Transcribe the records in full, keeping every character as it is.

[Dataset records]

════════════════════

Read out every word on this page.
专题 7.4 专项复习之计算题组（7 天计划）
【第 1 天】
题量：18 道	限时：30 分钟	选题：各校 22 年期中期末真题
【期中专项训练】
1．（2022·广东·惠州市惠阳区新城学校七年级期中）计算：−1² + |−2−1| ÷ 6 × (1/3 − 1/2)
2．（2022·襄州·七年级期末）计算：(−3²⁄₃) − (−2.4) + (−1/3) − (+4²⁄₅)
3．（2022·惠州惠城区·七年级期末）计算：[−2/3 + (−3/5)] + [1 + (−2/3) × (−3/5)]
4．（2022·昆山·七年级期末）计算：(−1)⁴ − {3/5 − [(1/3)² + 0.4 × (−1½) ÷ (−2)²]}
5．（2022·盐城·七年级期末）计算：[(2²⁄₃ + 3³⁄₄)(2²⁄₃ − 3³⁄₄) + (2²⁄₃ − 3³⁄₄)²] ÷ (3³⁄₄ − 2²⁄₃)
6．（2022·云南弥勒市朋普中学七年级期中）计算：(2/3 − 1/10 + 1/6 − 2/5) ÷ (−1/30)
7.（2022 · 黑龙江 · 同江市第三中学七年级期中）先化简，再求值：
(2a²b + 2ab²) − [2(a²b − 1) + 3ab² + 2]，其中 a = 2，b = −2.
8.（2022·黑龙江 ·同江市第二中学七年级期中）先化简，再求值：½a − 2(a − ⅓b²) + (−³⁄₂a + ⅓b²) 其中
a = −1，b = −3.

════════════════════

• Answer to the problem:
Read out every word on this page.
专题 7.4 专项复习之计算题组（7 天计划）
【第 1 天】
题量：18 道	限时：30 分钟	选题：各校 22 年期中期末真题
【期中专项训练】
1．（2022·广东·惠州市惠阳区新城学校七年级期中）计算：−1² + |−2−1| ÷ 6 × (1/3 − 1/2)
2．（2022·襄州·七年级期末）计算：(−3²⁄₃) − (−2.4) + (−1/3) − (+4²⁄₅)
3．（2022·惠州惠城区·七年级期末）计算：[−2/3 + (−3/5)] + [1 + (−2/3) × (−3/5)]
4．（2022·昆山·七年级期末）计算：(−1)⁴ − {3/5 − [(1/3)² + 0.4 × (−1½) ÷ (−2)²]}
5．（2022·盐城·七年级期末）计算：[(2²⁄₃ + 3³⁄₄)(2²⁄₃ − 3³⁄₄) + (2²⁄₃ − 3³⁄₄)²] ÷ (3³⁄₄ − 2²⁄₃)
6．（2022·云南弥勒市朋普中学七年级期中）计算：(2/3 − 1/10 + 1/6 − 2/5) ÷ (−1/30)
7.（2022 · 黑龙江 · 同江市第三中学七年级期中）先化简，再求值：
(2a²b + 2ab²) − [2(a²b − 1) + 3ab² + 2]，其中 a = 2，b = −2.
8.（2022·黑龙江 ·同江市第二中学七年级期中）先化简，再求值：½a − 2(a − ⅓b²) + (−³⁄₂a + ⅓b²) 其中
a = −1，b = −3.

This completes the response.